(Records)
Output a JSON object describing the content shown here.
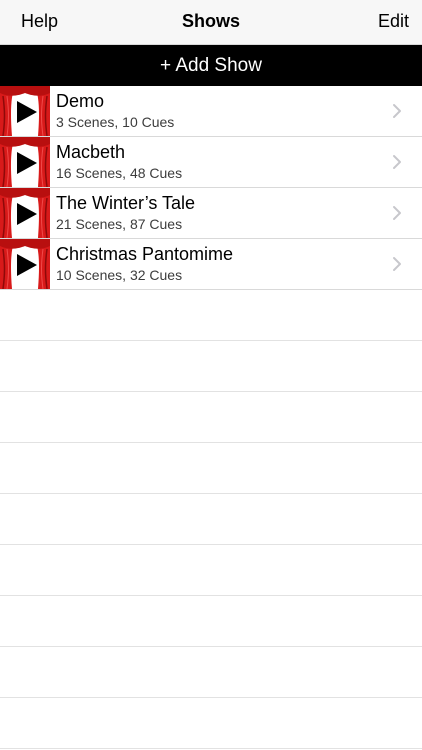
{
  "navbar": {
    "left_label": "Help",
    "title": "Shows",
    "right_label": "Edit"
  },
  "add_bar": {
    "label": "+ Add Show"
  },
  "shows": [
    {
      "title": "Demo",
      "subtitle": "3 Scenes, 10 Cues"
    },
    {
      "title": "Macbeth",
      "subtitle": "16 Scenes, 48 Cues"
    },
    {
      "title": "The Winter’s Tale",
      "subtitle": "21 Scenes, 87 Cues"
    },
    {
      "title": "Christmas Pantomime",
      "subtitle": "10 Scenes, 32 Cues"
    }
  ],
  "icons": {
    "row_thumbnail": "theater-curtain-play-icon",
    "row_chevron": "chevron-right-icon"
  },
  "colors": {
    "navbar_bg": "#f7f7f7",
    "add_bar_bg": "#000000",
    "curtain_red": "#d81a1a",
    "chevron": "#c7c7cc"
  }
}
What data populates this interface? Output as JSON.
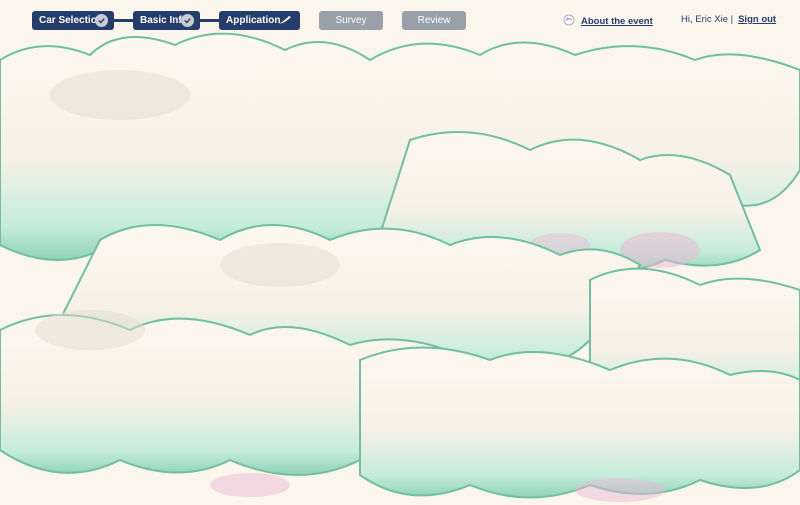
{
  "steps": [
    {
      "label": "Car Selection",
      "state": "done"
    },
    {
      "label": "Basic Info",
      "state": "done"
    },
    {
      "label": "Application",
      "state": "active"
    },
    {
      "label": "Survey",
      "state": "pending"
    },
    {
      "label": "Review",
      "state": "pending"
    }
  ],
  "header": {
    "about_link": "About the event",
    "greeting": "Hi, Eric Xie |",
    "sign_out": "Sign out"
  },
  "colors": {
    "navy": "#253d6b",
    "pending": "#9aa0aa",
    "background": "#fbf6ec",
    "cloud_mint": "#b9e6d4",
    "cloud_pink": "#e9b9d6"
  }
}
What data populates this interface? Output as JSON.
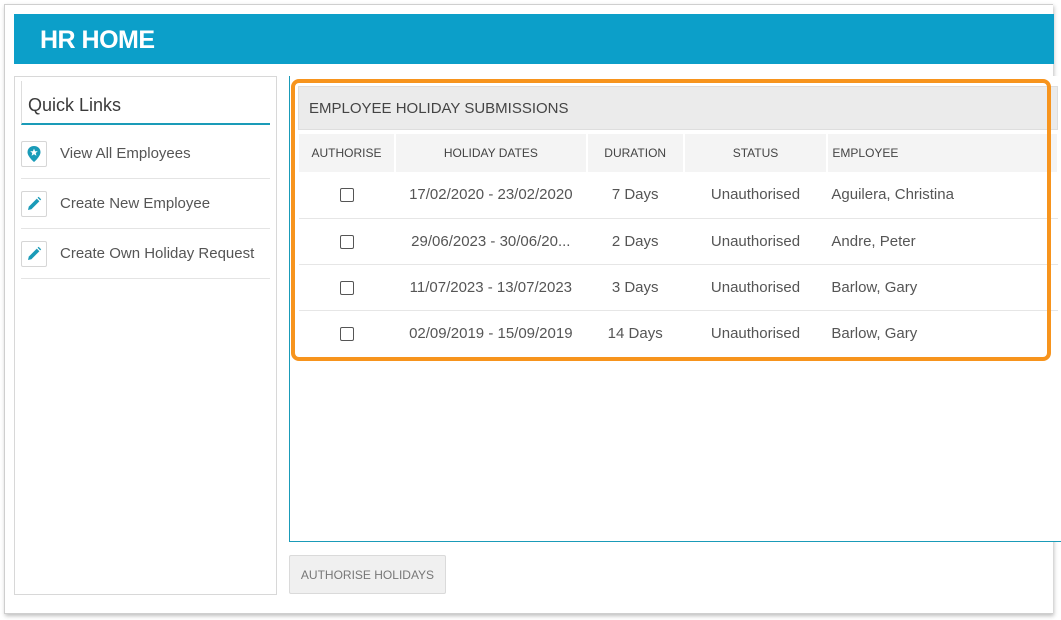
{
  "header": {
    "title": "HR HOME"
  },
  "quick_links": {
    "title": "Quick Links",
    "items": [
      {
        "label": "View All Employees",
        "icon": "location-star-icon"
      },
      {
        "label": "Create New Employee",
        "icon": "pencil-icon"
      },
      {
        "label": "Create Own Holiday Request",
        "icon": "pencil-icon"
      }
    ]
  },
  "submissions": {
    "title": "EMPLOYEE HOLIDAY SUBMISSIONS",
    "columns": [
      "AUTHORISE",
      "HOLIDAY DATES",
      "DURATION",
      "STATUS",
      "EMPLOYEE"
    ],
    "rows": [
      {
        "dates": "17/02/2020 - 23/02/2020",
        "duration": "7 Days",
        "status": "Unauthorised",
        "employee": "Aguilera, Christina",
        "checked": false
      },
      {
        "dates": "29/06/2023 - 30/06/20...",
        "duration": "2 Days",
        "status": "Unauthorised",
        "employee": "Andre, Peter",
        "checked": false
      },
      {
        "dates": "11/07/2023 - 13/07/2023",
        "duration": "3 Days",
        "status": "Unauthorised",
        "employee": "Barlow, Gary",
        "checked": false
      },
      {
        "dates": "02/09/2019 - 15/09/2019",
        "duration": "14 Days",
        "status": "Unauthorised",
        "employee": "Barlow, Gary",
        "checked": false
      }
    ]
  },
  "actions": {
    "authorise_label": "AUTHORISE HOLIDAYS"
  },
  "colors": {
    "accent": "#0c9fc9",
    "highlight": "#f7941d"
  }
}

▸ What is being asked
Collect each line containing the string "chevron".

▸ Task result
    "row_chevron": "chevron-right-icon"
    "chevron": "#c7c7cc"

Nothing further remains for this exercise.